** BEGIN **

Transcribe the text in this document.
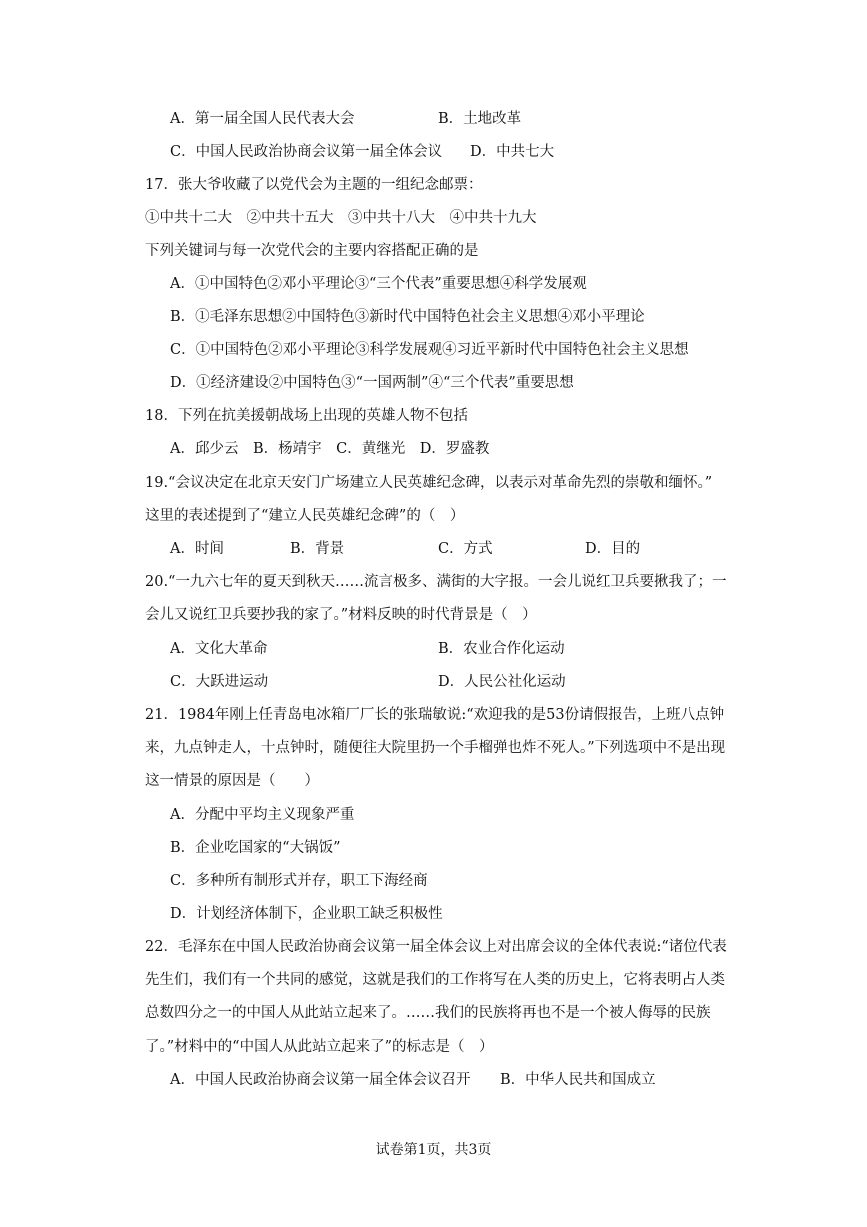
A．第一届全国人民代表大会	B．土地改革
C．中国人民政治协商会议第一届全体会议 D．中共七大
17．张大爷收藏了以党代会为主题的一组纪念邮票：
①中共十二大　②中共十五大　③中共十八大　④中共十九大
下列关键词与每一次党代会的主要内容搭配正确的是
A．①中国特色②邓小平理论③“三个代表”重要思想④科学发展观
B．①毛泽东思想②中国特色③新时代中国特色社会主义思想④邓小平理论
C．①中国特色②邓小平理论③科学发展观④习近平新时代中国特色社会主义思想
D．①经济建设②中国特色③“一国两制”④“三个代表”重要思想
18．下列在抗美援朝战场上出现的英雄人物不包括
A．邱少云　B．杨靖宇　C．黄继光　D．罗盛教
19.“会议决定在北京天安门广场建立人民英雄纪念碑，以表示对革命先烈的崇敬和缅怀。”
这里的表述提到了“建立人民英雄纪念碑”的（　）
A．时间	B．背景	C．方式	D．目的
20.“一九六七年的夏天到秋天……流言极多、满街的大字报。一会儿说红卫兵要揪我了；一
会儿又说红卫兵要抄我的家了。”材料反映的时代背景是（　）
A．文化大革命	B．农业合作化运动
C．大跃进运动	D．人民公社化运动
21．1984年刚上任青岛电冰箱厂厂长的张瑞敏说:“欢迎我的是53份请假报告，上班八点钟
来，九点钟走人，十点钟时，随便往大院里扔一个手榴弹也炸不死人。”下列选项中不是出现
这一情景的原因是（　　）
A．分配中平均主义现象严重
B．企业吃国家的“大锅饭”
C．多种所有制形式并存，职工下海经商
D．计划经济体制下，企业职工缺乏积极性
22．毛泽东在中国人民政治协商会议第一届全体会议上对出席会议的全体代表说:“诸位代表
先生们，我们有一个共同的感觉，这就是我们的工作将写在人类的历史上，它将表明占人类
总数四分之一的中国人从此站立起来了。……我们的民族将再也不是一个被人侮辱的民族
了。”材料中的“中国人从此站立起来了”的标志是（　）
A．中国人民政治协商会议第一届全体会议召开 B．中华人民共和国成立
试卷第1页，共3页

** END **

WHAT TO PRODUCE> Leave out the pictures and transcribe everything else exactly.

THE RESPONSE>
Transcribe the text in this document.
A．第一届全国人民代表大会	B．土地改革
C．中国人民政治协商会议第一届全体会议 D．中共七大
17．张大爷收藏了以党代会为主题的一组纪念邮票：
①中共十二大　②中共十五大　③中共十八大　④中共十九大
下列关键词与每一次党代会的主要内容搭配正确的是
A．①中国特色②邓小平理论③“三个代表”重要思想④科学发展观
B．①毛泽东思想②中国特色③新时代中国特色社会主义思想④邓小平理论
C．①中国特色②邓小平理论③科学发展观④习近平新时代中国特色社会主义思想
D．①经济建设②中国特色③“一国两制”④“三个代表”重要思想
18．下列在抗美援朝战场上出现的英雄人物不包括
A．邱少云　B．杨靖宇　C．黄继光　D．罗盛教
19.“会议决定在北京天安门广场建立人民英雄纪念碑，以表示对革命先烈的崇敬和缅怀。”
这里的表述提到了“建立人民英雄纪念碑”的（　）
A．时间	B．背景	C．方式	D．目的
20.“一九六七年的夏天到秋天……流言极多、满街的大字报。一会儿说红卫兵要揪我了；一
会儿又说红卫兵要抄我的家了。”材料反映的时代背景是（　）
A．文化大革命	B．农业合作化运动
C．大跃进运动	D．人民公社化运动
21．1984年刚上任青岛电冰箱厂厂长的张瑞敏说:“欢迎我的是53份请假报告，上班八点钟
来，九点钟走人，十点钟时，随便往大院里扔一个手榴弹也炸不死人。”下列选项中不是出现
这一情景的原因是（　　）
A．分配中平均主义现象严重
B．企业吃国家的“大锅饭”
C．多种所有制形式并存，职工下海经商
D．计划经济体制下，企业职工缺乏积极性
22．毛泽东在中国人民政治协商会议第一届全体会议上对出席会议的全体代表说:“诸位代表
先生们，我们有一个共同的感觉，这就是我们的工作将写在人类的历史上，它将表明占人类
总数四分之一的中国人从此站立起来了。……我们的民族将再也不是一个被人侮辱的民族
了。”材料中的“中国人从此站立起来了”的标志是（　）
A．中国人民政治协商会议第一届全体会议召开 B．中华人民共和国成立
试卷第1页，共3页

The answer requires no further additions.